*WHAT TO DO*:
Copy each line below in which the word "Extract" occurs.
■ ■ ■ ■
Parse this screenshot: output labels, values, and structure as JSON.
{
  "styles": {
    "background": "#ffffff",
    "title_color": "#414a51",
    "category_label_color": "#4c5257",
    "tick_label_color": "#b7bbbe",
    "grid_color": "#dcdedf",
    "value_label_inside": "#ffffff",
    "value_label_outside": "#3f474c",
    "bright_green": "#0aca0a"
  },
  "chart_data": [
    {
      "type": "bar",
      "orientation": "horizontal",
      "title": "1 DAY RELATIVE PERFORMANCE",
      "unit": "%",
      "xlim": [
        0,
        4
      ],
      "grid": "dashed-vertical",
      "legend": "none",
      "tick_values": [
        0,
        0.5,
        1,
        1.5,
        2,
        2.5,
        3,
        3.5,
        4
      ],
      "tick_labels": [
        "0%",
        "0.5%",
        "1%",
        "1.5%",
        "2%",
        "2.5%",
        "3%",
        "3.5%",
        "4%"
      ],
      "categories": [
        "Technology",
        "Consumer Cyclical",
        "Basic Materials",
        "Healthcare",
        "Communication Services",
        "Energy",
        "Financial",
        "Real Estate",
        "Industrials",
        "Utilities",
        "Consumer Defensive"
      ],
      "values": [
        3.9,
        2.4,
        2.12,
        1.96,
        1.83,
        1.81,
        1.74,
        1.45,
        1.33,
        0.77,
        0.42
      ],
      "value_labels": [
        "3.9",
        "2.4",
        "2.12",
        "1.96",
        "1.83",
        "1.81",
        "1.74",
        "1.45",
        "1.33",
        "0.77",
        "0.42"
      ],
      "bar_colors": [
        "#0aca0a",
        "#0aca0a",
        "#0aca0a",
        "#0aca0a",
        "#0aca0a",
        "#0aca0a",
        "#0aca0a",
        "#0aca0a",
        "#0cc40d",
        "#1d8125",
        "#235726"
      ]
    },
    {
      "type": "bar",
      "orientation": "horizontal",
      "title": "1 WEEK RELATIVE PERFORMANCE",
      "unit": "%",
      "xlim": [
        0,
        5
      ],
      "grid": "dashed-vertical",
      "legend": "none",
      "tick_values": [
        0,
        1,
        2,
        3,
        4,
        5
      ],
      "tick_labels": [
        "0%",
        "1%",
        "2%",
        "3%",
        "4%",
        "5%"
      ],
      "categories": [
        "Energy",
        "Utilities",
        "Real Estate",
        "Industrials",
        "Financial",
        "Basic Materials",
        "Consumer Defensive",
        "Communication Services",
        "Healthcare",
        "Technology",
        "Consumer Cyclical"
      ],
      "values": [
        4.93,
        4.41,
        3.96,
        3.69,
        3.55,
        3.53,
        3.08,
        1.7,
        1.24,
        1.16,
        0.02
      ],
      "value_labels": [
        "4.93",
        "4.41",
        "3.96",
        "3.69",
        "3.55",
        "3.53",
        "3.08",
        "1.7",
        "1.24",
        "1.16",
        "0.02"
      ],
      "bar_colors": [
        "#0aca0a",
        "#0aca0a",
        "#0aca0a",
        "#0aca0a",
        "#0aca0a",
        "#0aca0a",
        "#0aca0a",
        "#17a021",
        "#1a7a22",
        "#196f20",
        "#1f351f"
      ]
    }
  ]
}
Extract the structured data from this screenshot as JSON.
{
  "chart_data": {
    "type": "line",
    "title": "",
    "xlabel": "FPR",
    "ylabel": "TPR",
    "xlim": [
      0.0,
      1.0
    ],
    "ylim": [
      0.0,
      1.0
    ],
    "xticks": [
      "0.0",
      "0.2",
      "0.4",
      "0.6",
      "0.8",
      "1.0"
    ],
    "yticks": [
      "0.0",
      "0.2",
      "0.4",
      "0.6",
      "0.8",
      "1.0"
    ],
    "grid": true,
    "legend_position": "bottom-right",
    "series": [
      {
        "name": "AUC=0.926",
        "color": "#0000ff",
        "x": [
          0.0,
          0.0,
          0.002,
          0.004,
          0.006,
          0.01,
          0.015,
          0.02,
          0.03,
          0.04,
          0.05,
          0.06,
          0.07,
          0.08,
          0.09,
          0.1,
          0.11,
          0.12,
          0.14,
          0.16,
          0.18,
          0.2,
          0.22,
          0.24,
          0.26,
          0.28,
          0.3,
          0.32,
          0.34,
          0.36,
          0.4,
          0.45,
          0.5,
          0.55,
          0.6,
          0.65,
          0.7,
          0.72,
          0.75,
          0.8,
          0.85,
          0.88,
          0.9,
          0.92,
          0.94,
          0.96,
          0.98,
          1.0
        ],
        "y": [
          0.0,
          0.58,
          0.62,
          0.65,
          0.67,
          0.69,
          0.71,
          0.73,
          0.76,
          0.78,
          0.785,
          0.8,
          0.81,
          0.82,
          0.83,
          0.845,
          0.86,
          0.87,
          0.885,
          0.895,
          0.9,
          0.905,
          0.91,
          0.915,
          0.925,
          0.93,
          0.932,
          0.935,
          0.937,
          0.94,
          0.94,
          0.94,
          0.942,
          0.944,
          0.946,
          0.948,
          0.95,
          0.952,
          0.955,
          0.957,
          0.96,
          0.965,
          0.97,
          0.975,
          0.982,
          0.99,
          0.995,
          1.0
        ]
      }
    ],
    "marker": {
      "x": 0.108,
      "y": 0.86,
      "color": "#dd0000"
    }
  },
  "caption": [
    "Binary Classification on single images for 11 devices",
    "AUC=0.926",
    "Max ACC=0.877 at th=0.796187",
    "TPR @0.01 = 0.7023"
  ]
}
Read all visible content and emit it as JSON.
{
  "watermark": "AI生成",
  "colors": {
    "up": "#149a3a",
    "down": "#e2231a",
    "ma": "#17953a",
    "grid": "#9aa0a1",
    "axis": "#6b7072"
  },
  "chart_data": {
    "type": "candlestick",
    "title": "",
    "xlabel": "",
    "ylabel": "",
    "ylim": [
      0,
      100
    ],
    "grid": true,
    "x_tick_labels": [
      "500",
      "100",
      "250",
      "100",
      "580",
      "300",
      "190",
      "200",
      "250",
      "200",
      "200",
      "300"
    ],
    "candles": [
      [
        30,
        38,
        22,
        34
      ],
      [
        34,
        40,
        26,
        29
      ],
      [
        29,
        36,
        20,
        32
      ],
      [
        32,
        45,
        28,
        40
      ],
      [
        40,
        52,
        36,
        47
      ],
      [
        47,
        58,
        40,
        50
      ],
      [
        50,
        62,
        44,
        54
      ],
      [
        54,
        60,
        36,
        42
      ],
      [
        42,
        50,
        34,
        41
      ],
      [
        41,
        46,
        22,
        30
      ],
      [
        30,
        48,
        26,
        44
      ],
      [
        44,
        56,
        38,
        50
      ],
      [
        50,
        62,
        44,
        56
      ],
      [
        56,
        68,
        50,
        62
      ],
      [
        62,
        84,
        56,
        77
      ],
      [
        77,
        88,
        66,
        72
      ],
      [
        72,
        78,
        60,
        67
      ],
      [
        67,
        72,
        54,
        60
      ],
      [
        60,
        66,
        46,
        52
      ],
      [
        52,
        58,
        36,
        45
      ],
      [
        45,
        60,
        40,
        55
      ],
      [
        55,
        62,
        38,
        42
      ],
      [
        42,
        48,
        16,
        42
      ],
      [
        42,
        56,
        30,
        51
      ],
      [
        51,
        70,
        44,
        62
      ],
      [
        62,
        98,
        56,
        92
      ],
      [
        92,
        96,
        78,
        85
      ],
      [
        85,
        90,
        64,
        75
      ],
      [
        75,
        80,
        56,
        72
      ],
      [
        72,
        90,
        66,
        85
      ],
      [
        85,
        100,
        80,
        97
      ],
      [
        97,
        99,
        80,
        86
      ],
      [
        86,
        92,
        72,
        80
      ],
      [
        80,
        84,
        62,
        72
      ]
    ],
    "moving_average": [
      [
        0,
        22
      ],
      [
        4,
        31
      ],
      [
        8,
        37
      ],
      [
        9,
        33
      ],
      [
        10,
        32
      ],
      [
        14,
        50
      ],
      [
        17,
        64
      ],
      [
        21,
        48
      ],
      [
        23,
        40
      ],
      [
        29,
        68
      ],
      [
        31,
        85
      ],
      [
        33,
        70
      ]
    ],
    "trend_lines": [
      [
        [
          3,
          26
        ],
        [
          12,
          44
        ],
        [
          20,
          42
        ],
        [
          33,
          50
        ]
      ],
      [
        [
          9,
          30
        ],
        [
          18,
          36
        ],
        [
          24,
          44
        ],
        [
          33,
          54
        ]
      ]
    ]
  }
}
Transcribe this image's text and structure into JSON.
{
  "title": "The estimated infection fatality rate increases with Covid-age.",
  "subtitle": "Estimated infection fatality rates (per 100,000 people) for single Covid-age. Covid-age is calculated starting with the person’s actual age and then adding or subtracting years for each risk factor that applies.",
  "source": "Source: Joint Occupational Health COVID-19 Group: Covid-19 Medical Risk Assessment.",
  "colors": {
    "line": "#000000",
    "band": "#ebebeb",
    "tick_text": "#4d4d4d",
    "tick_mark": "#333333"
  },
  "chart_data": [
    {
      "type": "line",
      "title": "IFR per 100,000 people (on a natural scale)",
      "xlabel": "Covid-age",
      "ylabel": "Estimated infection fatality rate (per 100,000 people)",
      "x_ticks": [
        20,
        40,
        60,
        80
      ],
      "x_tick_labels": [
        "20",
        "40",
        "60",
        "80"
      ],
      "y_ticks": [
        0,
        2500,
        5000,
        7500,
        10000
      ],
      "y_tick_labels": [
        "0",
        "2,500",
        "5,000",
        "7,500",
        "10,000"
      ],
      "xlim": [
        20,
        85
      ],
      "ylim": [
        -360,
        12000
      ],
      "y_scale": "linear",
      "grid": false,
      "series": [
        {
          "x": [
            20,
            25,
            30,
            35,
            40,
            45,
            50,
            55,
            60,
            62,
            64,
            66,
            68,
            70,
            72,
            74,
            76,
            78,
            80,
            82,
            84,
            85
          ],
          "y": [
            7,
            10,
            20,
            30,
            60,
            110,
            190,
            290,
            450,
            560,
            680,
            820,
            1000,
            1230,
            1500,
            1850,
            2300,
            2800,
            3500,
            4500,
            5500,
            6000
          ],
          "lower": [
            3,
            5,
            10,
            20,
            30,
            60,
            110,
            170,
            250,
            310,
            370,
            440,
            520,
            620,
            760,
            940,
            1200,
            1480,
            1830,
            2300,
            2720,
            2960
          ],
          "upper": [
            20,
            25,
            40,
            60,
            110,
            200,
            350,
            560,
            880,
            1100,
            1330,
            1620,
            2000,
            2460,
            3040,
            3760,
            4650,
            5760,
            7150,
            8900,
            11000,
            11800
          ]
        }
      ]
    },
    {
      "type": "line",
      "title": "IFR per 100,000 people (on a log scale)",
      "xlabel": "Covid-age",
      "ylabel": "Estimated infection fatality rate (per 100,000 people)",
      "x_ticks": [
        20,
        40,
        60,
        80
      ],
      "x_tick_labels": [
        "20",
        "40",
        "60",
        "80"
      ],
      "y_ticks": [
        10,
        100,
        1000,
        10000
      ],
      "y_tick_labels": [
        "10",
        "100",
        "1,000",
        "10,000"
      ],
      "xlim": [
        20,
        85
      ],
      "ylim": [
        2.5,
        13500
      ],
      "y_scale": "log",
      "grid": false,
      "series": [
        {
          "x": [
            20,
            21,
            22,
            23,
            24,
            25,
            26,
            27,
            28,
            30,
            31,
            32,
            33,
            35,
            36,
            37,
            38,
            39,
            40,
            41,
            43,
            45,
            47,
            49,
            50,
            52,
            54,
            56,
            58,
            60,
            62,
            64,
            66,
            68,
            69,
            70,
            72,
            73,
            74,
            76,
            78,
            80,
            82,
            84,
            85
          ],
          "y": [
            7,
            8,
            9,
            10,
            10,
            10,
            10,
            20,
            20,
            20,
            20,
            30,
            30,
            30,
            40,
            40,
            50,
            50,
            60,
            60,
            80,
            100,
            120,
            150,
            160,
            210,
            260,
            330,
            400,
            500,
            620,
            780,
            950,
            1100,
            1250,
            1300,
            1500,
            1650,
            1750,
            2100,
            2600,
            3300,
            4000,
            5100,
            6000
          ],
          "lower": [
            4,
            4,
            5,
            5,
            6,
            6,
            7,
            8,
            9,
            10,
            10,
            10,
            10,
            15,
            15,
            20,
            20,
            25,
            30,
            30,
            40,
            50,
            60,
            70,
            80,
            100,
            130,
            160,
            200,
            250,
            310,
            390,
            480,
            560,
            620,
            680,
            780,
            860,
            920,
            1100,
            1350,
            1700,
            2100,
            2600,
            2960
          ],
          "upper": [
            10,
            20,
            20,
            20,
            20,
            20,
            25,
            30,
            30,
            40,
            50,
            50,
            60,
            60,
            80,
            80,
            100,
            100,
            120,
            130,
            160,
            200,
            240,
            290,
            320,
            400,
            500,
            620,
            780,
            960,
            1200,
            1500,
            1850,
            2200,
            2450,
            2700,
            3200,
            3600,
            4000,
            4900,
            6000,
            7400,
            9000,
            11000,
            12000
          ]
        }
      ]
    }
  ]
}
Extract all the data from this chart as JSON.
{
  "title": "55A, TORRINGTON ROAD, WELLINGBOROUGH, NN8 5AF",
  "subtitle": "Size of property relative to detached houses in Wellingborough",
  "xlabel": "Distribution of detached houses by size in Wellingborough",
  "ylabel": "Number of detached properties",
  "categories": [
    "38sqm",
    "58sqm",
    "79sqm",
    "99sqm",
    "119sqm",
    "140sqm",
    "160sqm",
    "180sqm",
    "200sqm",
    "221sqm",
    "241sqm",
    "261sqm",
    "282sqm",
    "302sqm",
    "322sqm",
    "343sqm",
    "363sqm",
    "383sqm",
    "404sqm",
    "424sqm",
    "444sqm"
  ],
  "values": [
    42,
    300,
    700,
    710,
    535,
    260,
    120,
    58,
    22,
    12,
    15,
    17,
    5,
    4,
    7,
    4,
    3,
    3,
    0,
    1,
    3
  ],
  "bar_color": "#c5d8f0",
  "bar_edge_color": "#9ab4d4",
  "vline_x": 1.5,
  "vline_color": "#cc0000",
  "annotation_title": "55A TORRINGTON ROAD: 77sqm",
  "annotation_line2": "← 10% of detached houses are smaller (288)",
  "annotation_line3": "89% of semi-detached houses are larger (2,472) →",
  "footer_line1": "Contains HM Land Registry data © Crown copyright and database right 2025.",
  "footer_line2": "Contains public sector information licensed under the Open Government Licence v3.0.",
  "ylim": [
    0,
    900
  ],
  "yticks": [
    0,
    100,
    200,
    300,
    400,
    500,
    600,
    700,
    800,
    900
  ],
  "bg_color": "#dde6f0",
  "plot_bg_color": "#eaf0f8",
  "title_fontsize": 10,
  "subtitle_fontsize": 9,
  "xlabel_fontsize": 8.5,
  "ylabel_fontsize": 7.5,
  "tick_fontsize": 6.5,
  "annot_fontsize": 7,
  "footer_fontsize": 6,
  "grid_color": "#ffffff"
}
■ ■ ■ ■
*CORRECT RESULT*:
Extract the structured data from this screenshot as JSON.
Extract all the data from this chart as JSON.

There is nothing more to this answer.